## What to produce
Reproduce all entries verbatim, with nothing added or dropped.

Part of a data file
-------------------------

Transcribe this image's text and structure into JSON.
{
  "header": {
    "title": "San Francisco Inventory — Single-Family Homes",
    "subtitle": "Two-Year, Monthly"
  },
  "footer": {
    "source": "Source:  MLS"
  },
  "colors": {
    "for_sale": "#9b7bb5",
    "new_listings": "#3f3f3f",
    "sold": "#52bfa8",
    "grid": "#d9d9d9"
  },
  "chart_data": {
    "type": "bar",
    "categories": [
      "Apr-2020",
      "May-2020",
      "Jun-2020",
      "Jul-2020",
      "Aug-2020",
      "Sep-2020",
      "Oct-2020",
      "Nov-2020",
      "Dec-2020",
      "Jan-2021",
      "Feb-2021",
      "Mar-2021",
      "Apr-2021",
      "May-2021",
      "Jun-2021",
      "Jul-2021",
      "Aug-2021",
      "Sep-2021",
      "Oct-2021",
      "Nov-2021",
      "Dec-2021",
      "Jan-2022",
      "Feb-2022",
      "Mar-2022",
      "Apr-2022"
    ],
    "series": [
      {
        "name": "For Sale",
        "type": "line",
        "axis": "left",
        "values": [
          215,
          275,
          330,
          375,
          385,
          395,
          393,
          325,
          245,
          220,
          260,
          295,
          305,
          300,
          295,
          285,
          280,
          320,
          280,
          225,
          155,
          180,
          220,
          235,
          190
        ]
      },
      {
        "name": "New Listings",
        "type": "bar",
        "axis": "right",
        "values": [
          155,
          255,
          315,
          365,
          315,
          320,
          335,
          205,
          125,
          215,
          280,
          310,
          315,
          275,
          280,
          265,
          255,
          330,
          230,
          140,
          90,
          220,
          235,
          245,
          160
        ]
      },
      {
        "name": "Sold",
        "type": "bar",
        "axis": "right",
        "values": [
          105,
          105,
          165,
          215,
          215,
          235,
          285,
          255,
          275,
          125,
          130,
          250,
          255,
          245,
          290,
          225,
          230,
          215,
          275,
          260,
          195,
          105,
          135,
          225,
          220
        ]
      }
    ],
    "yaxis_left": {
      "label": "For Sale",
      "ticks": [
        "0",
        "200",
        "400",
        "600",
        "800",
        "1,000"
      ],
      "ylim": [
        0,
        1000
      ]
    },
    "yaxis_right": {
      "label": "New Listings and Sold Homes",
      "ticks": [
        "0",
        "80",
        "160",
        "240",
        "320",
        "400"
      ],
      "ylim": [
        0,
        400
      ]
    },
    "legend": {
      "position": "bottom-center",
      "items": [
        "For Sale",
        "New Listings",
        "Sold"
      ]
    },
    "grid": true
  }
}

-------------------------

## Solved problem
Transcribe this image's text and structure into JSON.
{
  "header": {
    "title": "San Francisco Inventory — Single-Family Homes",
    "subtitle": "Two-Year, Monthly"
  },
  "footer": {
    "source": "Source:  MLS"
  },
  "colors": {
    "for_sale": "#9b7bb5",
    "new_listings": "#3f3f3f",
    "sold": "#52bfa8",
    "grid": "#d9d9d9"
  },
  "chart_data": {
    "type": "bar",
    "categories": [
      "Apr-2020",
      "May-2020",
      "Jun-2020",
      "Jul-2020",
      "Aug-2020",
      "Sep-2020",
      "Oct-2020",
      "Nov-2020",
      "Dec-2020",
      "Jan-2021",
      "Feb-2021",
      "Mar-2021",
      "Apr-2021",
      "May-2021",
      "Jun-2021",
      "Jul-2021",
      "Aug-2021",
      "Sep-2021",
      "Oct-2021",
      "Nov-2021",
      "Dec-2021",
      "Jan-2022",
      "Feb-2022",
      "Mar-2022",
      "Apr-2022"
    ],
    "series": [
      {
        "name": "For Sale",
        "type": "line",
        "axis": "left",
        "values": [
          215,
          275,
          330,
          375,
          385,
          395,
          393,
          325,
          245,
          220,
          260,
          295,
          305,
          300,
          295,
          285,
          280,
          320,
          280,
          225,
          155,
          180,
          220,
          235,
          190
        ]
      },
      {
        "name": "New Listings",
        "type": "bar",
        "axis": "right",
        "values": [
          155,
          255,
          315,
          365,
          315,
          320,
          335,
          205,
          125,
          215,
          280,
          310,
          315,
          275,
          280,
          265,
          255,
          330,
          230,
          140,
          90,
          220,
          235,
          245,
          160
        ]
      },
      {
        "name": "Sold",
        "type": "bar",
        "axis": "right",
        "values": [
          105,
          105,
          165,
          215,
          215,
          235,
          285,
          255,
          275,
          125,
          130,
          250,
          255,
          245,
          290,
          225,
          230,
          215,
          275,
          260,
          195,
          105,
          135,
          225,
          220
        ]
      }
    ],
    "yaxis_left": {
      "label": "For Sale",
      "ticks": [
        "0",
        "200",
        "400",
        "600",
        "800",
        "1,000"
      ],
      "ylim": [
        0,
        1000
      ]
    },
    "yaxis_right": {
      "label": "New Listings and Sold Homes",
      "ticks": [
        "0",
        "80",
        "160",
        "240",
        "320",
        "400"
      ],
      "ylim": [
        0,
        400
      ]
    },
    "legend": {
      "position": "bottom-center",
      "items": [
        "For Sale",
        "New Listings",
        "Sold"
      ]
    },
    "grid": true
  }
}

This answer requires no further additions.